Task objective: Copy out each line in the material below that has the word "решение".

[Stored dataset items]
------------------------------
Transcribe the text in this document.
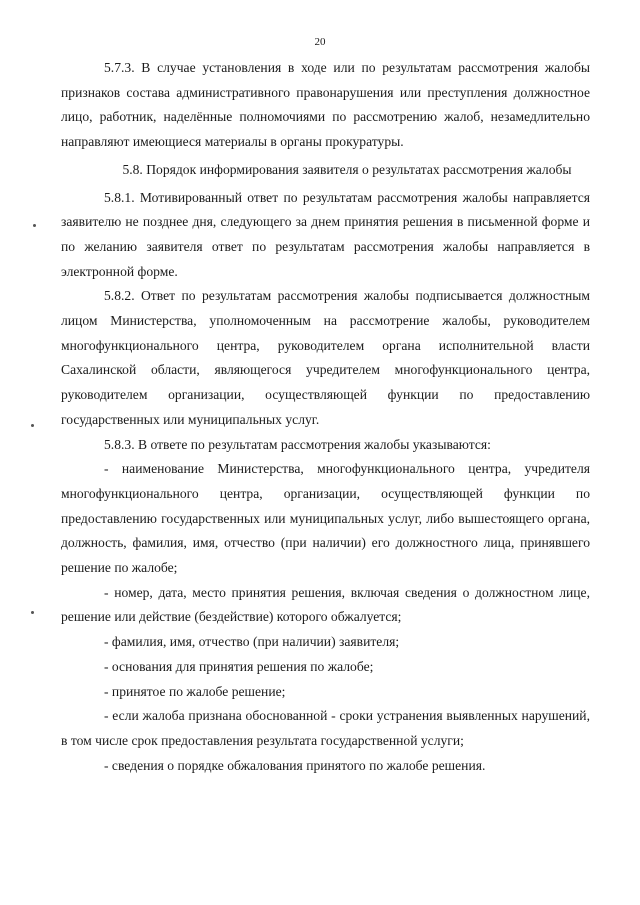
20

5.7.3. В случае установления в ходе или по результатам рассмотрения жалобы признаков состава административного правонарушения или преступления должностное лицо, работник, наделённые полномочиями по рассмотрению жалоб, незамедлительно направляют имеющиеся материалы в органы прокуратуры.

5.8. Порядок информирования заявителя о результатах рассмотрения жалобы

5.8.1. Мотивированный ответ по результатам рассмотрения жалобы направляется заявителю не позднее дня, следующего за днем принятия решения в письменной форме и по желанию заявителя ответ по результатам рассмотрения жалобы направляется в электронной форме.

5.8.2. Ответ по результатам рассмотрения жалобы подписывается должностным лицом Министерства, уполномоченным на рассмотрение жалобы, руководителем многофункционального центра, руководителем органа исполнительной власти Сахалинской области, являющегося учредителем многофункционального центра, руководителем организации, осуществляющей функции по предоставлению государственных или муниципальных услуг.

5.8.3. В ответе по результатам рассмотрения жалобы указываются:

- наименование Министерства, многофункционального центра, учредителя многофункционального центра, организации, осуществляющей функции по предоставлению государственных или муниципальных услуг, либо вышестоящего органа, должность, фамилия, имя, отчество (при наличии) его должностного лица, принявшего решение по жалобе;

- номер, дата, место принятия решения, включая сведения о должностном лице, решение или действие (бездействие) которого обжалуется;

- фамилия, имя, отчество (при наличии) заявителя;

- основания для принятия решения по жалобе;

- принятое по жалобе решение;

- если жалоба признана обоснованной - сроки устранения выявленных нарушений, в том числе срок предоставления результата государственной услуги;

- сведения о порядке обжалования принятого по жалобе решения.
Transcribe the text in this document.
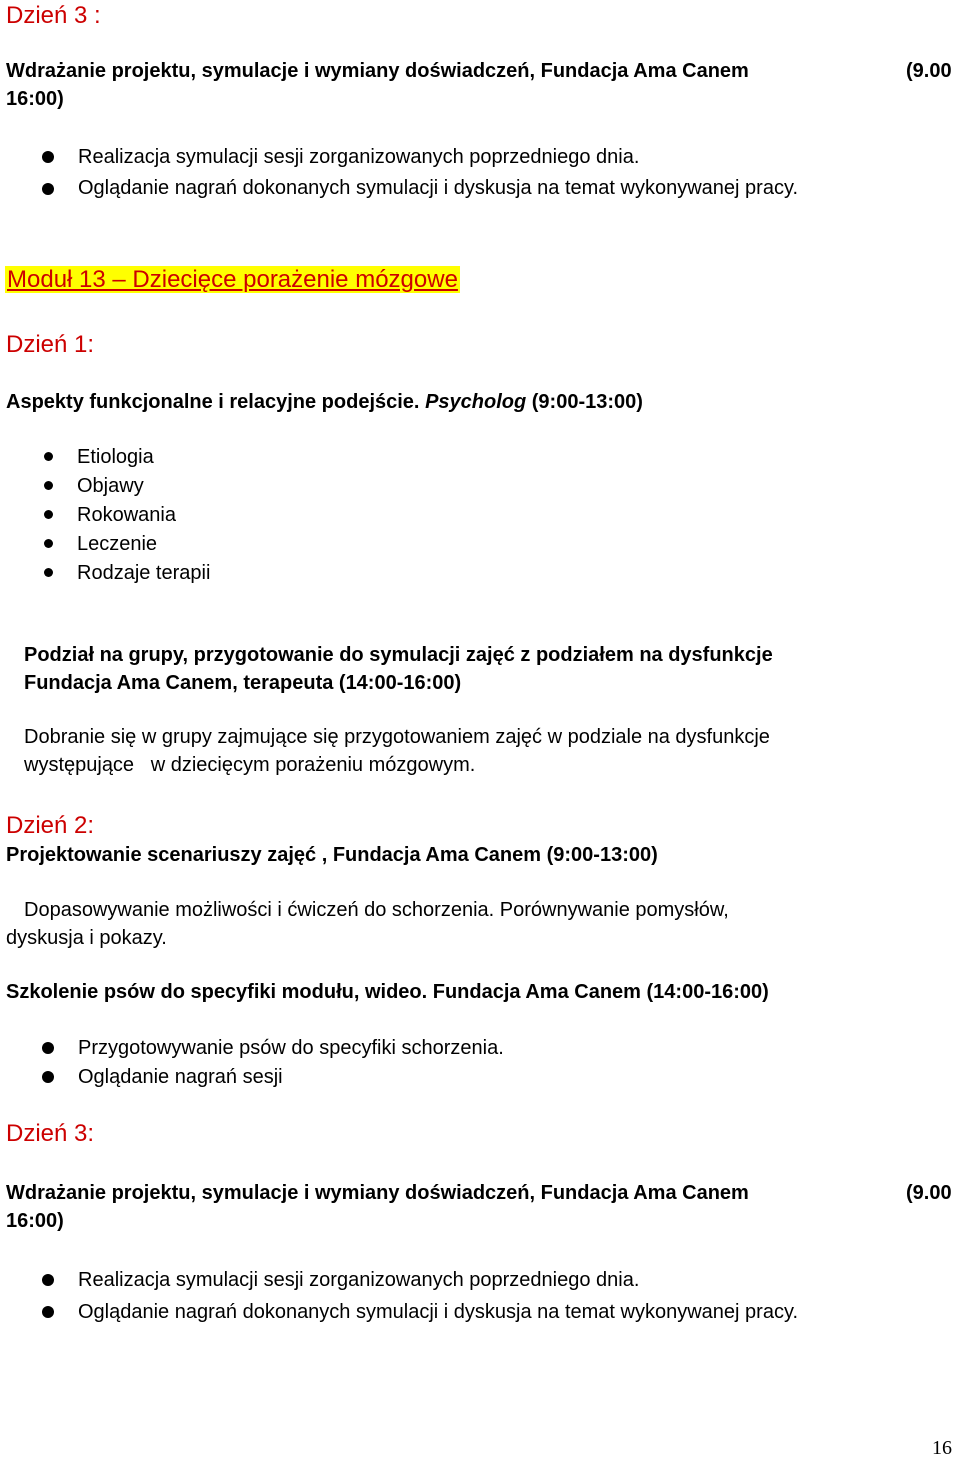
Dzień 3 :
Wdrażanie projektu, symulacje i wymiany doświadczeń, Fundacja Ama Canem	(9.00
16:00)
Realizacja symulacji sesji zorganizowanych poprzedniego dnia.
Oglądanie nagrań dokonanych symulacji i dyskusja na temat wykonywanej pracy.
Moduł 13 – Dziecięce porażenie mózgowe
Dzień 1:
Aspekty funkcjonalne i relacyjne podejście. Psycholog (9:00-13:00)
Etiologia
Objawy
Rokowania
Leczenie
Rodzaje terapii
Podział na grupy, przygotowanie do symulacji zajęć z podziałem na dysfunkcje
Fundacja Ama Canem, terapeuta (14:00-16:00)
Dobranie się w grupy zajmujące się przygotowaniem zajęć w podziale na dysfunkcje
występujące   w dziecięcym porażeniu mózgowym.
Dzień 2:
Projektowanie scenariuszy zajęć , Fundacja Ama Canem (9:00-13:00)
Dopasowywanie możliwości i ćwiczeń do schorzenia. Porównywanie pomysłów,
dyskusja i pokazy.
Szkolenie psów do specyfiki modułu, wideo. Fundacja Ama Canem (14:00-16:00)
Przygotowywanie psów do specyfiki schorzenia.
Oglądanie nagrań sesji
Dzień 3:
Wdrażanie projektu, symulacje i wymiany doświadczeń, Fundacja Ama Canem	(9.00
16:00)
Realizacja symulacji sesji zorganizowanych poprzedniego dnia.
Oglądanie nagrań dokonanych symulacji i dyskusja na temat wykonywanej pracy.
16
------------------------------
Response below:
- наименование Министерства, многофункционального центра, учредителя многофункционального центра, организации, осуществляющей функции по предоставлению государственных или муниципальных услуг, либо вышестоящего органа, должность, фамилия, имя, отчество (при наличии) его должностного лица, принявшего решение по жалобе;
- номер, дата, место принятия решения, включая сведения о должностном лице, решение или действие (бездействие) которого обжалуется;
- принятое по жалобе решение;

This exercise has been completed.